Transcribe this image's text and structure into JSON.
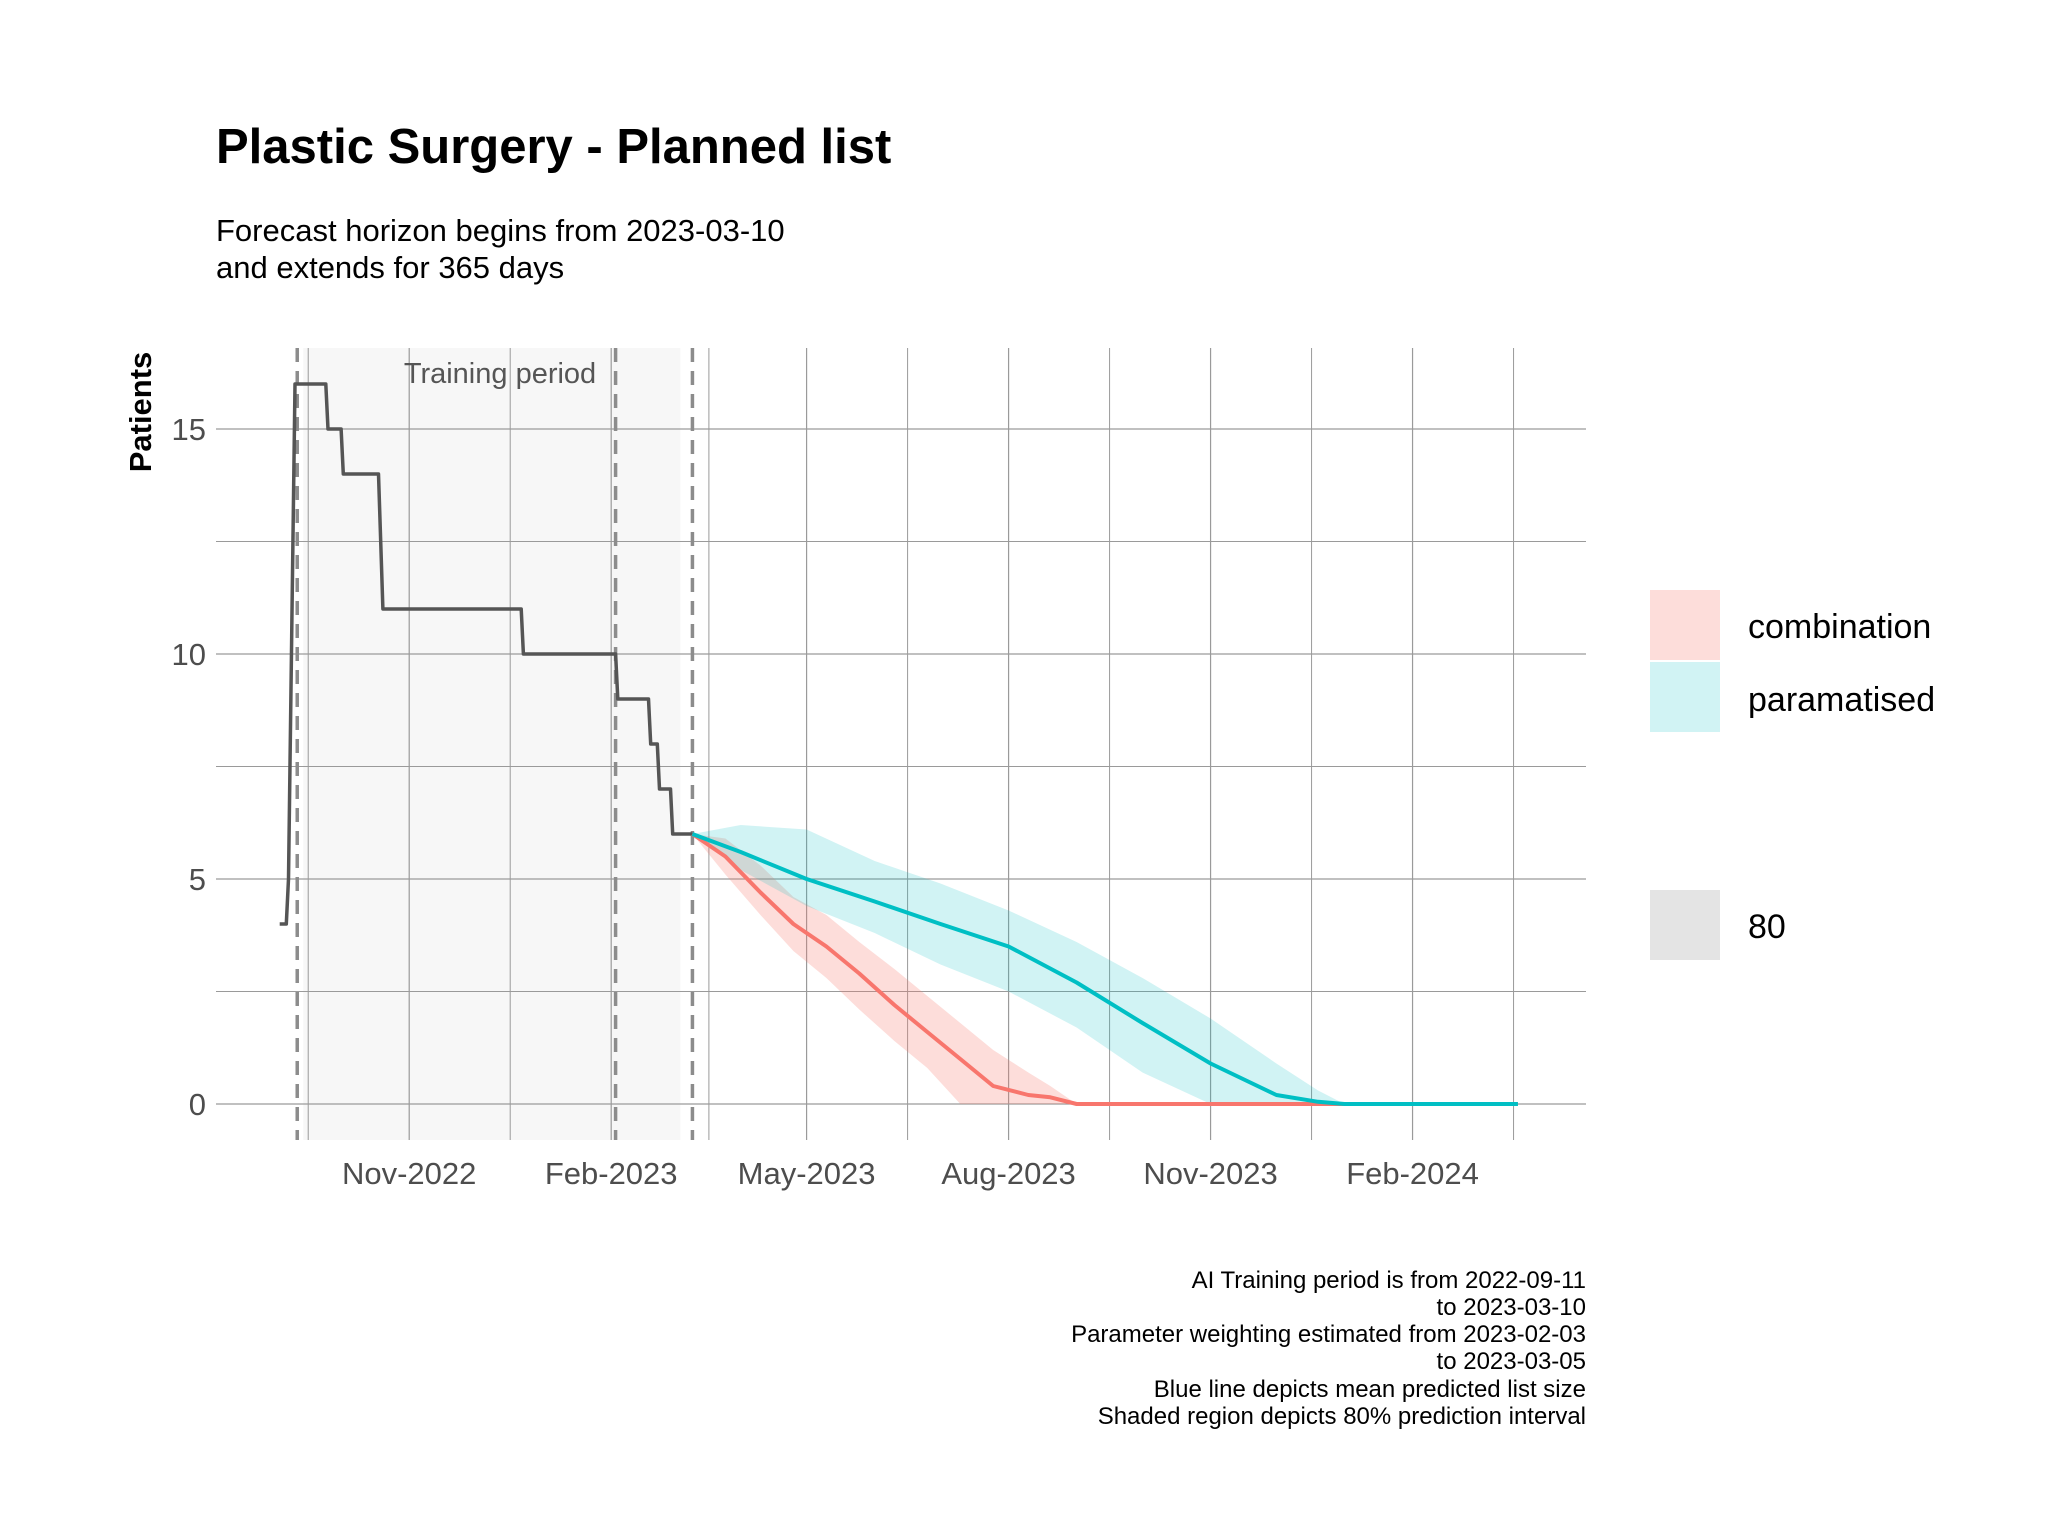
{
  "title": "Plastic Surgery - Planned list",
  "subtitle_lines": [
    "Forecast horizon begins from 2023-03-10",
    "and extends for 365 days"
  ],
  "caption_lines": [
    "AI Training period is from 2022-09-11",
    "to 2023-03-10",
    "Parameter weighting estimated from 2023-02-03",
    "to 2023-03-05",
    "Blue line depicts mean predicted list size",
    "Shaded region depicts 80% prediction interval"
  ],
  "colors": {
    "combination": "#F8766D",
    "paramatised": "#00BFC4",
    "observed": "#555555",
    "training_band": "#F7F7F7",
    "grid": "#9a9a9a"
  },
  "chart_data": {
    "type": "line",
    "title": "Plastic Surgery - Planned list",
    "xlabel": "",
    "ylabel": "Patients",
    "xlim": [
      "2022-08-05",
      "2024-04-20"
    ],
    "ylim": [
      -0.8,
      16.8
    ],
    "x_ticks": [
      {
        "date": "2022-11-01",
        "label": "Nov-2022"
      },
      {
        "date": "2023-02-01",
        "label": "Feb-2023"
      },
      {
        "date": "2023-05-01",
        "label": "May-2023"
      },
      {
        "date": "2023-08-01",
        "label": "Aug-2023"
      },
      {
        "date": "2023-11-01",
        "label": "Nov-2023"
      },
      {
        "date": "2024-02-01",
        "label": "Feb-2024"
      }
    ],
    "y_ticks": [
      0,
      5,
      10,
      15
    ],
    "grid": true,
    "training_period": {
      "start": "2022-09-11",
      "end": "2023-03-10",
      "label": "Training period"
    },
    "dashed_vlines": [
      "2022-09-11",
      "2023-02-03",
      "2023-03-10"
    ],
    "observed": {
      "x": [
        "2022-09-03",
        "2022-09-06",
        "2022-09-07",
        "2022-09-10",
        "2022-09-12",
        "2022-09-24",
        "2022-09-25",
        "2022-10-01",
        "2022-10-02",
        "2022-10-18",
        "2022-10-20",
        "2022-12-22",
        "2022-12-23",
        "2023-02-03",
        "2023-02-04",
        "2023-02-18",
        "2023-02-19",
        "2023-02-22",
        "2023-02-23",
        "2023-02-28",
        "2023-03-01",
        "2023-03-10"
      ],
      "y": [
        4,
        4,
        5,
        16,
        16,
        16,
        15,
        15,
        14,
        14,
        11,
        11,
        10,
        10,
        9,
        9,
        8,
        8,
        7,
        7,
        6,
        6
      ]
    },
    "series": [
      {
        "name": "combination",
        "x": [
          "2023-03-10",
          "2023-03-25",
          "2023-04-10",
          "2023-04-25",
          "2023-05-10",
          "2023-05-25",
          "2023-06-10",
          "2023-06-25",
          "2023-07-10",
          "2023-07-25",
          "2023-08-10",
          "2023-08-20",
          "2023-09-01",
          "2023-10-01",
          "2023-11-01",
          "2023-12-01",
          "2024-01-01",
          "2024-03-20"
        ],
        "values": [
          6.0,
          5.5,
          4.7,
          4.0,
          3.5,
          2.9,
          2.2,
          1.6,
          1.0,
          0.4,
          0.2,
          0.15,
          0,
          0,
          0,
          0,
          0,
          0
        ],
        "lower": [
          6.0,
          5.1,
          4.2,
          3.4,
          2.8,
          2.1,
          1.4,
          0.8,
          0,
          0,
          0,
          0,
          0,
          0,
          0,
          0,
          0,
          0
        ],
        "upper": [
          6.0,
          5.9,
          5.3,
          4.6,
          4.2,
          3.6,
          3.0,
          2.4,
          1.8,
          1.2,
          0.7,
          0.4,
          0,
          0,
          0,
          0,
          0,
          0
        ]
      },
      {
        "name": "paramatised",
        "x": [
          "2023-03-10",
          "2023-04-01",
          "2023-05-01",
          "2023-06-01",
          "2023-07-01",
          "2023-08-01",
          "2023-09-01",
          "2023-10-01",
          "2023-11-01",
          "2023-12-01",
          "2023-12-20",
          "2024-01-01",
          "2024-03-20"
        ],
        "values": [
          6.0,
          5.6,
          5.0,
          4.5,
          4.0,
          3.5,
          2.7,
          1.8,
          0.9,
          0.2,
          0.05,
          0,
          0
        ],
        "lower": [
          6.0,
          5.2,
          4.4,
          3.8,
          3.1,
          2.5,
          1.7,
          0.7,
          0,
          0,
          0,
          0,
          0
        ],
        "upper": [
          6.0,
          6.2,
          6.1,
          5.4,
          4.9,
          4.3,
          3.6,
          2.8,
          1.9,
          0.9,
          0.3,
          0,
          0
        ]
      }
    ],
    "legend": {
      "placement": "right",
      "entries": [
        "combination",
        "paramatised"
      ],
      "interval_entry": "80"
    }
  }
}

Task goal:
Images stay out, but the rest of the data above must be repeated exactly.

Solution:
Transcribe this image's text and structure into JSON.
{
  "title": "Plastic Surgery - Planned list",
  "subtitle_lines": [
    "Forecast horizon begins from 2023-03-10",
    "and extends for 365 days"
  ],
  "caption_lines": [
    "AI Training period is from 2022-09-11",
    "to 2023-03-10",
    "Parameter weighting estimated from 2023-02-03",
    "to 2023-03-05",
    "Blue line depicts mean predicted list size",
    "Shaded region depicts 80% prediction interval"
  ],
  "colors": {
    "combination": "#F8766D",
    "paramatised": "#00BFC4",
    "observed": "#555555",
    "training_band": "#F7F7F7",
    "grid": "#9a9a9a"
  },
  "chart_data": {
    "type": "line",
    "title": "Plastic Surgery - Planned list",
    "xlabel": "",
    "ylabel": "Patients",
    "xlim": [
      "2022-08-05",
      "2024-04-20"
    ],
    "ylim": [
      -0.8,
      16.8
    ],
    "x_ticks": [
      {
        "date": "2022-11-01",
        "label": "Nov-2022"
      },
      {
        "date": "2023-02-01",
        "label": "Feb-2023"
      },
      {
        "date": "2023-05-01",
        "label": "May-2023"
      },
      {
        "date": "2023-08-01",
        "label": "Aug-2023"
      },
      {
        "date": "2023-11-01",
        "label": "Nov-2023"
      },
      {
        "date": "2024-02-01",
        "label": "Feb-2024"
      }
    ],
    "y_ticks": [
      0,
      5,
      10,
      15
    ],
    "grid": true,
    "training_period": {
      "start": "2022-09-11",
      "end": "2023-03-10",
      "label": "Training period"
    },
    "dashed_vlines": [
      "2022-09-11",
      "2023-02-03",
      "2023-03-10"
    ],
    "observed": {
      "x": [
        "2022-09-03",
        "2022-09-06",
        "2022-09-07",
        "2022-09-10",
        "2022-09-12",
        "2022-09-24",
        "2022-09-25",
        "2022-10-01",
        "2022-10-02",
        "2022-10-18",
        "2022-10-20",
        "2022-12-22",
        "2022-12-23",
        "2023-02-03",
        "2023-02-04",
        "2023-02-18",
        "2023-02-19",
        "2023-02-22",
        "2023-02-23",
        "2023-02-28",
        "2023-03-01",
        "2023-03-10"
      ],
      "y": [
        4,
        4,
        5,
        16,
        16,
        16,
        15,
        15,
        14,
        14,
        11,
        11,
        10,
        10,
        9,
        9,
        8,
        8,
        7,
        7,
        6,
        6
      ]
    },
    "series": [
      {
        "name": "combination",
        "x": [
          "2023-03-10",
          "2023-03-25",
          "2023-04-10",
          "2023-04-25",
          "2023-05-10",
          "2023-05-25",
          "2023-06-10",
          "2023-06-25",
          "2023-07-10",
          "2023-07-25",
          "2023-08-10",
          "2023-08-20",
          "2023-09-01",
          "2023-10-01",
          "2023-11-01",
          "2023-12-01",
          "2024-01-01",
          "2024-03-20"
        ],
        "values": [
          6.0,
          5.5,
          4.7,
          4.0,
          3.5,
          2.9,
          2.2,
          1.6,
          1.0,
          0.4,
          0.2,
          0.15,
          0,
          0,
          0,
          0,
          0,
          0
        ],
        "lower": [
          6.0,
          5.1,
          4.2,
          3.4,
          2.8,
          2.1,
          1.4,
          0.8,
          0,
          0,
          0,
          0,
          0,
          0,
          0,
          0,
          0,
          0
        ],
        "upper": [
          6.0,
          5.9,
          5.3,
          4.6,
          4.2,
          3.6,
          3.0,
          2.4,
          1.8,
          1.2,
          0.7,
          0.4,
          0,
          0,
          0,
          0,
          0,
          0
        ]
      },
      {
        "name": "paramatised",
        "x": [
          "2023-03-10",
          "2023-04-01",
          "2023-05-01",
          "2023-06-01",
          "2023-07-01",
          "2023-08-01",
          "2023-09-01",
          "2023-10-01",
          "2023-11-01",
          "2023-12-01",
          "2023-12-20",
          "2024-01-01",
          "2024-03-20"
        ],
        "values": [
          6.0,
          5.6,
          5.0,
          4.5,
          4.0,
          3.5,
          2.7,
          1.8,
          0.9,
          0.2,
          0.05,
          0,
          0
        ],
        "lower": [
          6.0,
          5.2,
          4.4,
          3.8,
          3.1,
          2.5,
          1.7,
          0.7,
          0,
          0,
          0,
          0,
          0
        ],
        "upper": [
          6.0,
          6.2,
          6.1,
          5.4,
          4.9,
          4.3,
          3.6,
          2.8,
          1.9,
          0.9,
          0.3,
          0,
          0
        ]
      }
    ],
    "legend": {
      "placement": "right",
      "entries": [
        "combination",
        "paramatised"
      ],
      "interval_entry": "80"
    }
  }
}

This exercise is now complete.